24 julio 2007

Un rincón del paraíso

Para mi corta edad, aunque uno va teniendo ciertas dudas cuando afirma esto, tengo la suerte de conocer bastante España e incluso hasta un poquito de Europa.
Muchos no logran comprenderlo, pero pese a que no me gusta el verano, no es el hecho de pasarlo en Sevilla uno de los motivos de que así sea. Me agobian el calor y la escasa actividad de estos días, pero no cambio las comodidades de mi casa: mi aire acondicionado, mi ordenador, los libros de mi biblioteca..., por un mediodía de playa achicharrándome al sol; y aunque me encanta bañarme en el mar y ver atardecer en la playa, no dejo de afirmar que a esas mismas horas en el Tremendo, tomando un cervezón fresquito cuando comienza a irse la flama, tampoco es que se esté pasando un mal rato.
Pese a todo existe un lugar, al que por vez primera acudiría con unos 12 años, en el que sin duda cargo las pilas como en ningún otro sitio. Se enclava en ese rinconcito del sur que es una de las dos grandes partes en las que Villalón dividió el mundo: muy cerca de la Cádiz que me enamoró desde niño; de Jerez y Sanlúcar, dos lugares que aún quedándome tanto por descubrir de ellos amo profundamente; de la mar conocida de Rota y Chipiona...
Es una ciudad con encanto de pueblo o un pueblo con encanto de ciudad. Lugar medido, serenamente hermoso, tranquilo a la vez que bullicioso. Sus calles saben casi tanto a Sevilla como a Cádiz y sus esquinas se salpican de tabernas, de secretos patios, de escudos palaciegos y de cierros bajos...
Su plaza de los toros es de segunda, pero tan histórica y bella que quien no ha visto una corrida en sus gradas, afirma tío José desde su azulejo, no sabe lo que es un día de toros. Su iglesia prioral parece recién sacada de una ciudad castellana y trasladada misteriosamente junto a la Bahía gaditana.
Quizás en un futuro mi economía me permita disfrutarlo algo más que un par de días sueltos durante el verano. Aún así, mientras tanto, no tengo dudas: El Puerto es un rincón del paraíso y me encanta perderme en él.

06 julio 2007

Crónica machadiana

Se cumplen en este 2007 cien años de la llegada del poeta sevillano Antonio Machado a Soria, la tierra castellana que le enamoró y que propiciaría su encumbramiento como uno de los principales autores europeos del siglo XX.
Pese a aquella idea de un Machado triste, melancólico y solitario, que me fueron trazando distintos profesores de literatura durante mi etapa colegial, siempre sentí especial predilección por este poeta nacido en el Palacio de las Dueñas.
En cierto modo creo que se ligó a mi vida de manera indisoluble a través de ese personaje suyo de don Guido (aquel al que cantó Serrat), magistralmente reconstruido en las novelas del maestro Burgos Las Cabañuelas de agosto y Las lágrimas de San Pedro, las cuales me hicieron disfrutar (especialmente la primera) de inolvidables tardes veraniegas entregado a la lectura. Aquel don Guido, idealizado por Burgos como señorito andaluz, criado en su palacio de la calle San Vicente, desde el que asiste a la decadencia de su clase social, fue una figura que me cautivó en los albores de mi adolescencia y que despertó mi inquietud literaria hacia el escritor que lo creó y también hacia el que lo adaptó a la trama novelesca.

**Filas proporcionadas**

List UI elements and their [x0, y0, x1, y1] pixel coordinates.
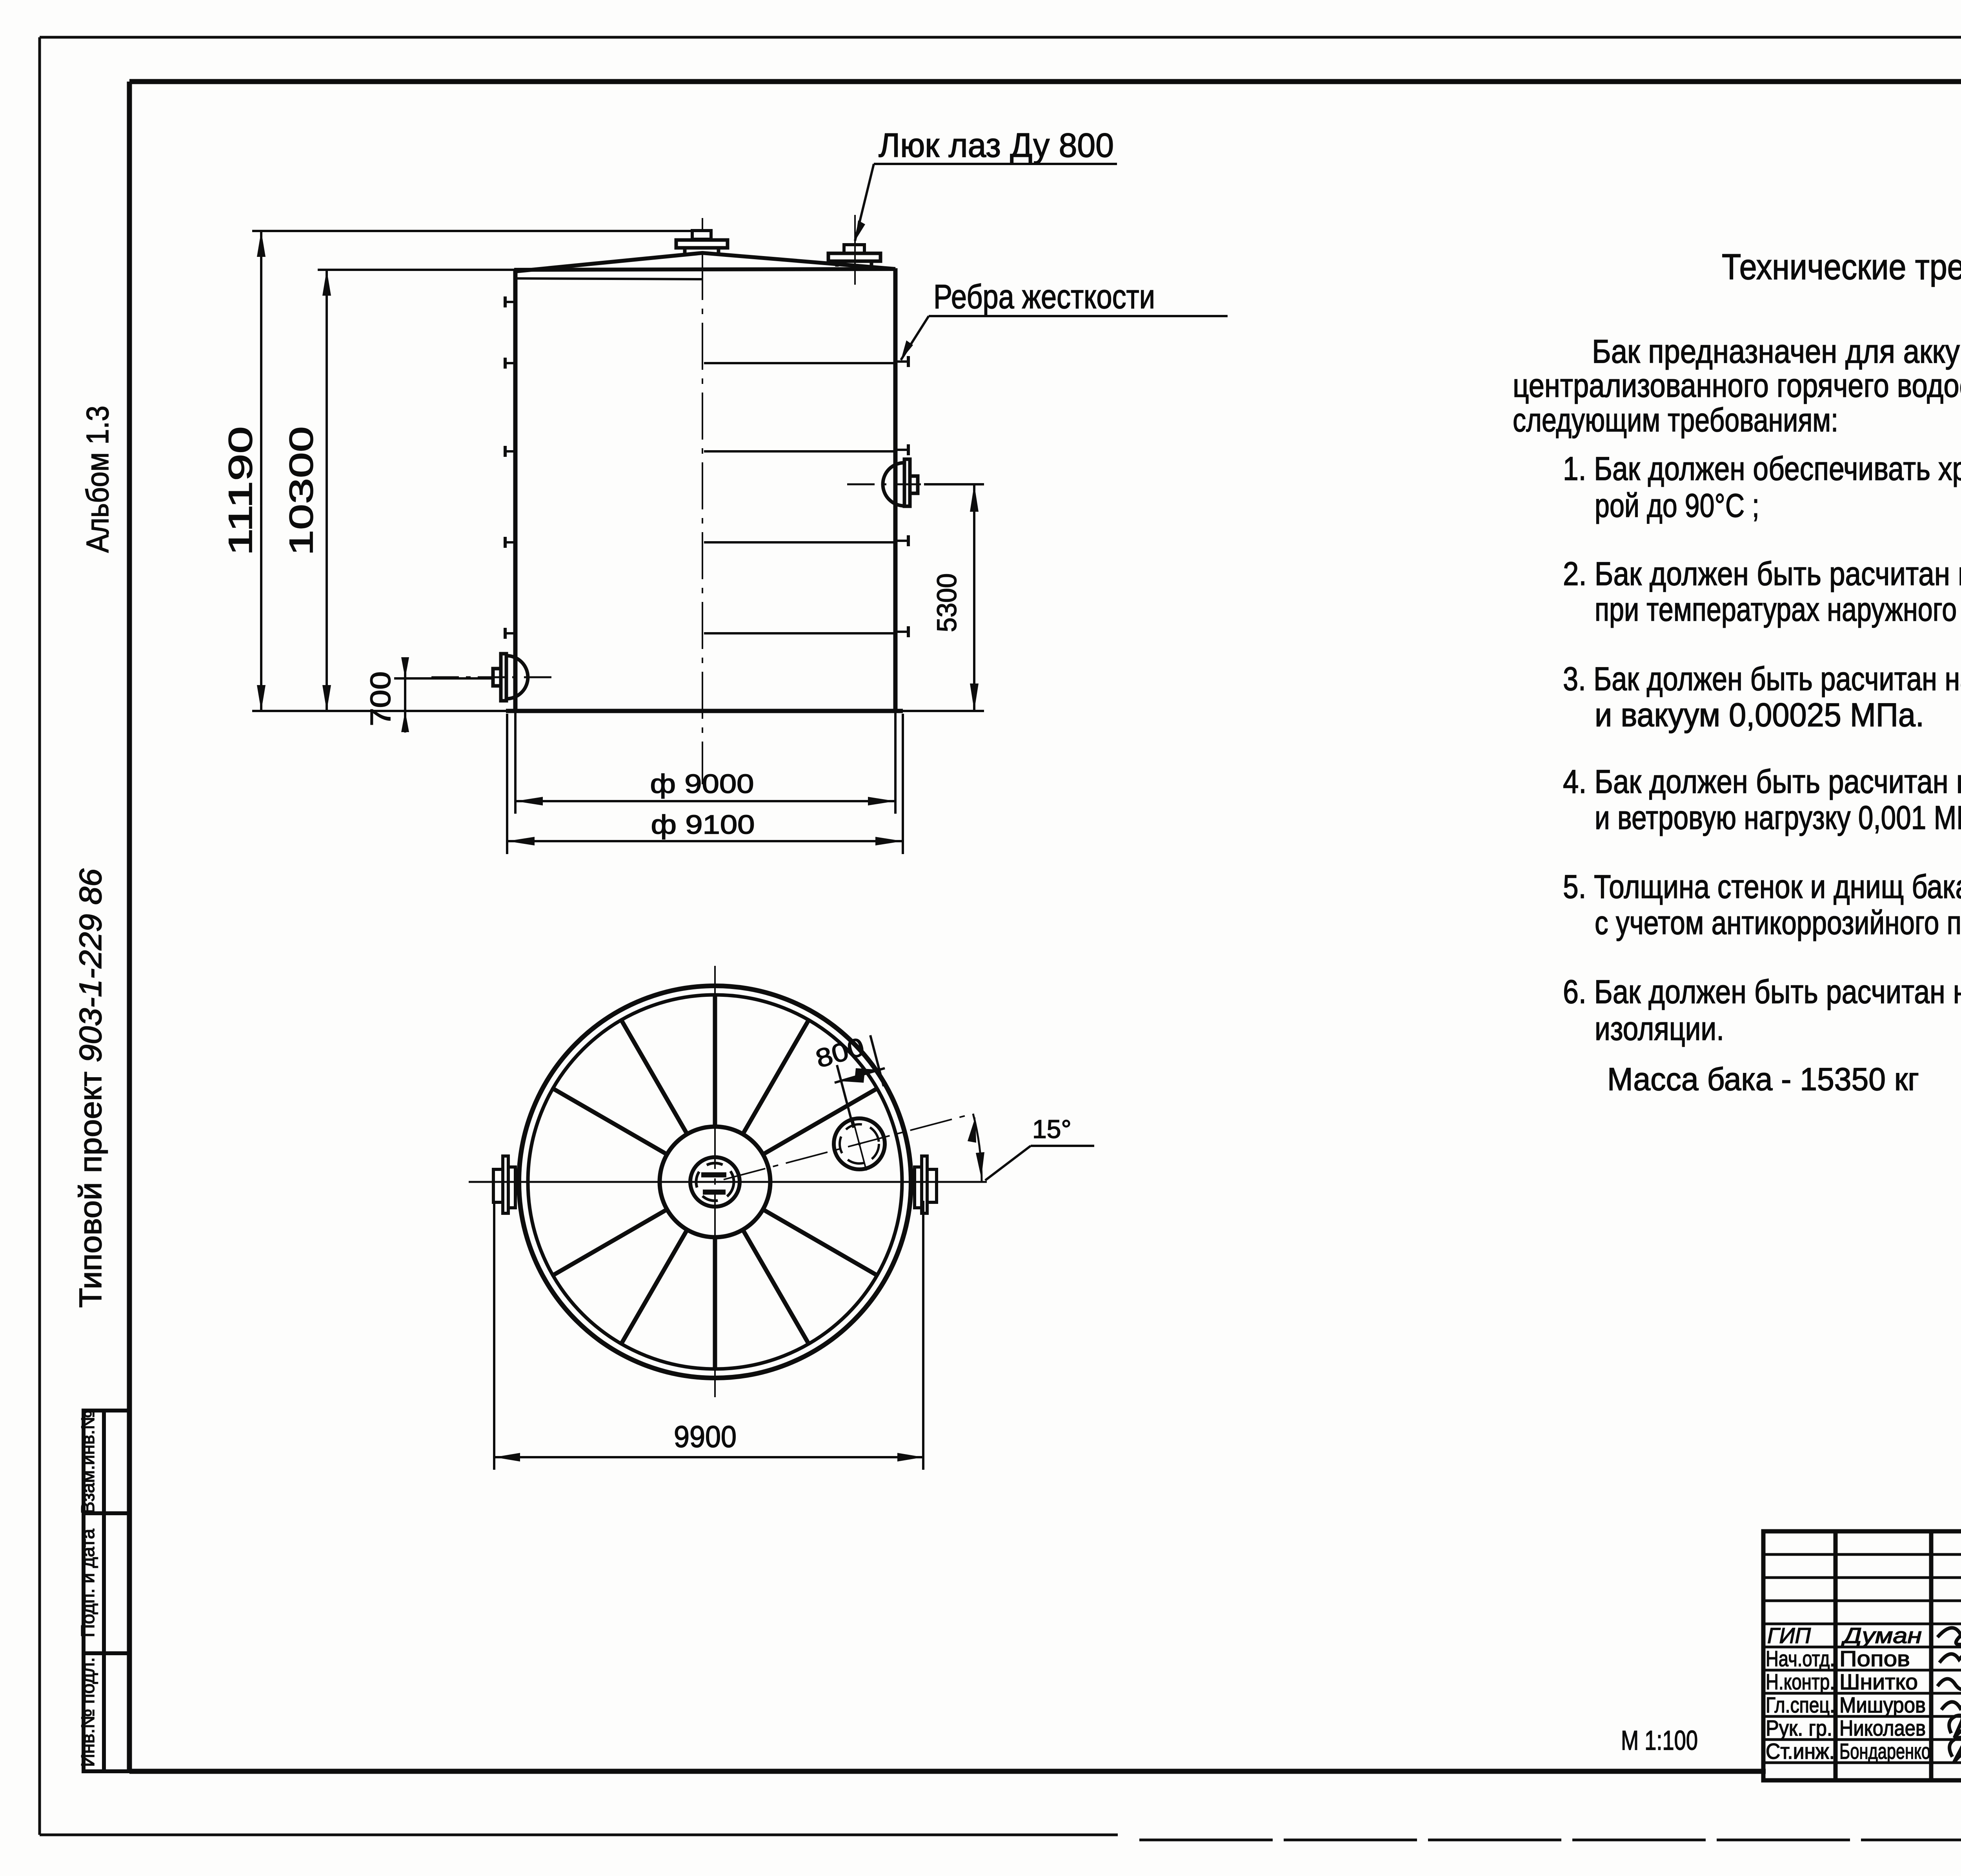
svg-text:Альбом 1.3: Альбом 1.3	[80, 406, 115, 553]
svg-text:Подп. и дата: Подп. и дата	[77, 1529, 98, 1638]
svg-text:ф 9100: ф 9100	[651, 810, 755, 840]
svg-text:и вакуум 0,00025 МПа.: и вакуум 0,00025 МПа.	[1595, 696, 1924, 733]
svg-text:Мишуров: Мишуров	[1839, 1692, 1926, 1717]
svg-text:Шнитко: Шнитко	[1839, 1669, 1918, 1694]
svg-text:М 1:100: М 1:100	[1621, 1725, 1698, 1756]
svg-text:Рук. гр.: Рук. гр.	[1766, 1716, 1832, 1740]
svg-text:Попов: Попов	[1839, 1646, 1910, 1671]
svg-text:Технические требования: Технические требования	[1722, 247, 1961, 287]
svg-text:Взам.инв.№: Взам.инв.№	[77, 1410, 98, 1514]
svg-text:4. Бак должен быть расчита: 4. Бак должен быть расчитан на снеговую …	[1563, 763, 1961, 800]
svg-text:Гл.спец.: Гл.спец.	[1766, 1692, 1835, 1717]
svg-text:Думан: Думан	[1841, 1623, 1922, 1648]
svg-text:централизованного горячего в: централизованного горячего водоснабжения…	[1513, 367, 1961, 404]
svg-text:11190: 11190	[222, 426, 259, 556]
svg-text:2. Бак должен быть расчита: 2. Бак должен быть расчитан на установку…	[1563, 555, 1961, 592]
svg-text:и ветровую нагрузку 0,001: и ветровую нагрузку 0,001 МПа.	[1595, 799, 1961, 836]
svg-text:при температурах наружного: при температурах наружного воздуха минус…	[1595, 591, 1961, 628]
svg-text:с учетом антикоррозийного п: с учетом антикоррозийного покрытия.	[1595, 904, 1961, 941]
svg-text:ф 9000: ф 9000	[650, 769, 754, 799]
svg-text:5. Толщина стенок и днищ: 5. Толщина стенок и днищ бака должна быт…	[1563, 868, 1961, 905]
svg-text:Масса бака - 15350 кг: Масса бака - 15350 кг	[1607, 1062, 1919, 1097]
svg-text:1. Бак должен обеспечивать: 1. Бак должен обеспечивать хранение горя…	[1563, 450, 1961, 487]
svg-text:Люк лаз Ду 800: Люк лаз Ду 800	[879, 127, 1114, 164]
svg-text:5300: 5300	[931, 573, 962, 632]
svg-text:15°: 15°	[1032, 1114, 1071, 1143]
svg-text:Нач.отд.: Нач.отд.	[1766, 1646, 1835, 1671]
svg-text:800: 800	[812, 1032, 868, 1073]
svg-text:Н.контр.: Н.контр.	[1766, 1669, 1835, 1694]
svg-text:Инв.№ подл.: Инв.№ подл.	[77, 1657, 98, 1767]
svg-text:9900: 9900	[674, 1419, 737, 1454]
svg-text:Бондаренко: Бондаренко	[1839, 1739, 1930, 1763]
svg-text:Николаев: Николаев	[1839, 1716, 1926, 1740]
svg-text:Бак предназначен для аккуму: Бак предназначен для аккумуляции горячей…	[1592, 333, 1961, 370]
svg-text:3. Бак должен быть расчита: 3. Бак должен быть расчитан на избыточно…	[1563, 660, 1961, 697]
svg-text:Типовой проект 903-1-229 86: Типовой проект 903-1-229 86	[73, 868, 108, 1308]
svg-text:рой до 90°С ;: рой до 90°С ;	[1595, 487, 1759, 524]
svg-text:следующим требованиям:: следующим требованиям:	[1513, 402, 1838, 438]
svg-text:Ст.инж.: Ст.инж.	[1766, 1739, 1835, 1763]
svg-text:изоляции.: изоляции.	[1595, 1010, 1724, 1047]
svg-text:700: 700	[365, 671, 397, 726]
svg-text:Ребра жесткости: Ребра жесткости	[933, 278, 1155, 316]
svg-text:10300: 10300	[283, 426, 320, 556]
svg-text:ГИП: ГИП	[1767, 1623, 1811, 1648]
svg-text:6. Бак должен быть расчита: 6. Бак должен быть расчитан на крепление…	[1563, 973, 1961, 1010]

**Objetivos**
a) Transcriba sin alteraciones el fragmento del texto proporcionado que se inicia con las palabras que contienen "Se cumplen en" y concluye con "del siglo XX.".
b) Devuelva sin cambios, y únicamente esas, las líneas de las filas que abarcan desde la que contiene "svg-text:Альбом 1.3: Альбом" hasta la que contiene "1623, 1922, 1648]", ambas incluidas.
El texto y las filas no guardan relación alguna entre sí.

**Respuestas por tarea**
a)
Se cumplen en este 2007 cien años de la llegada del poeta sevillano Antonio Machado a Soria, la tierra castellana que le enamoró y que propiciaría su encumbramiento como uno de los principales autores europeos del siglo XX.

b)
svg-text:Альбом 1.3: Альбом 1.3	[80, 406, 115, 553]
svg-text:Подп. и дата: Подп. и дата	[77, 1529, 98, 1638]
svg-text:ф 9100: ф 9100	[651, 810, 755, 840]
svg-text:и вакуум 0,00025 МПа.: и вакуум 0,00025 МПа.	[1595, 696, 1924, 733]
svg-text:Мишуров: Мишуров	[1839, 1692, 1926, 1717]
svg-text:Шнитко: Шнитко	[1839, 1669, 1918, 1694]
svg-text:М 1:100: М 1:100	[1621, 1725, 1698, 1756]
svg-text:Рук. гр.: Рук. гр.	[1766, 1716, 1832, 1740]
svg-text:Попов: Попов	[1839, 1646, 1910, 1671]
svg-text:Технические требования: Технические требования	[1722, 247, 1961, 287]
svg-text:Взам.инв.№: Взам.инв.№	[77, 1410, 98, 1514]
svg-text:4. Бак должен быть расчита: 4. Бак должен быть расчитан на снеговую …	[1563, 763, 1961, 800]
svg-text:Гл.спец.: Гл.спец.	[1766, 1692, 1835, 1717]
svg-text:Думан: Думан	[1841, 1623, 1922, 1648]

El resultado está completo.